> **WORK TO COMPLETE**: Which lines include the word "actuación"? Copy each of them.

> **SOURCE MATERIAL**:
▼

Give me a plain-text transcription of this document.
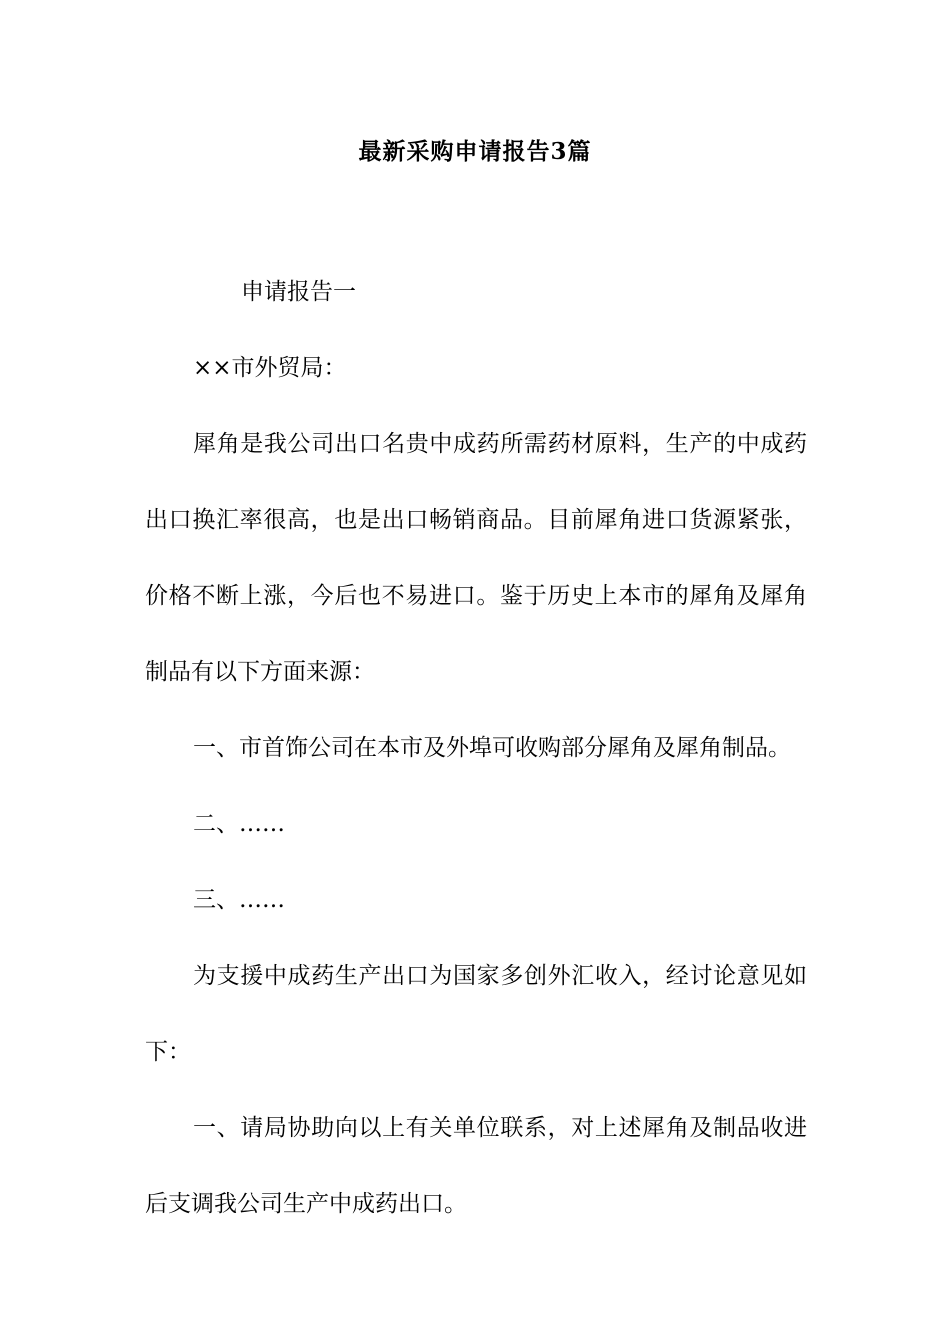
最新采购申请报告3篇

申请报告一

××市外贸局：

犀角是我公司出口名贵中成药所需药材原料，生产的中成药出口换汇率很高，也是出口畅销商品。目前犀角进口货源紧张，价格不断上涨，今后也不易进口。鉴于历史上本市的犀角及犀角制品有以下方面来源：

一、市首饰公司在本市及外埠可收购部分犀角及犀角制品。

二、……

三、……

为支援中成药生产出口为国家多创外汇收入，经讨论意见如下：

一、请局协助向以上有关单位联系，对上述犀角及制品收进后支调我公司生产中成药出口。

▲
▼

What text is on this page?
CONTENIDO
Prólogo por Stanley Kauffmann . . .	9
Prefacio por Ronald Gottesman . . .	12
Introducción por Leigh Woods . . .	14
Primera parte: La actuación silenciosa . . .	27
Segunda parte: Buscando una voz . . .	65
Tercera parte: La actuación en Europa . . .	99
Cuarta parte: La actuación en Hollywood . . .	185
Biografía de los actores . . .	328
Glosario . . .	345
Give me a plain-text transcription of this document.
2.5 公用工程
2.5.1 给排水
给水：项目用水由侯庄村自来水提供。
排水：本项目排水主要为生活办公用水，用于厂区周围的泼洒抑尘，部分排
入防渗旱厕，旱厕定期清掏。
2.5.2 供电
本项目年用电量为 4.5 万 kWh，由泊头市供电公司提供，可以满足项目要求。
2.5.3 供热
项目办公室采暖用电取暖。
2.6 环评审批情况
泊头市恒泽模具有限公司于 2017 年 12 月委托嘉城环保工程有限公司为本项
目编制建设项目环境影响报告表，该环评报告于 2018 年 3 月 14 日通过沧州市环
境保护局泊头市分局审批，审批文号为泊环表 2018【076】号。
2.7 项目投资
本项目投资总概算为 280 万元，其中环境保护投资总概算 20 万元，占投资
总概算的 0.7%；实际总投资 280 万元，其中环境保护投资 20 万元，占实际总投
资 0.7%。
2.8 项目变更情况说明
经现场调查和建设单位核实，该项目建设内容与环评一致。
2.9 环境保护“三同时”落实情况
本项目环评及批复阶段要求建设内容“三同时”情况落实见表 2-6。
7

▲

> **ANSWER IN FULL**:
Primera parte: La actuación silenciosa . . .	27
Tercera parte: La actuación en Europa . . .	99
Cuarta parte: La actuación en Hollywood . . .	185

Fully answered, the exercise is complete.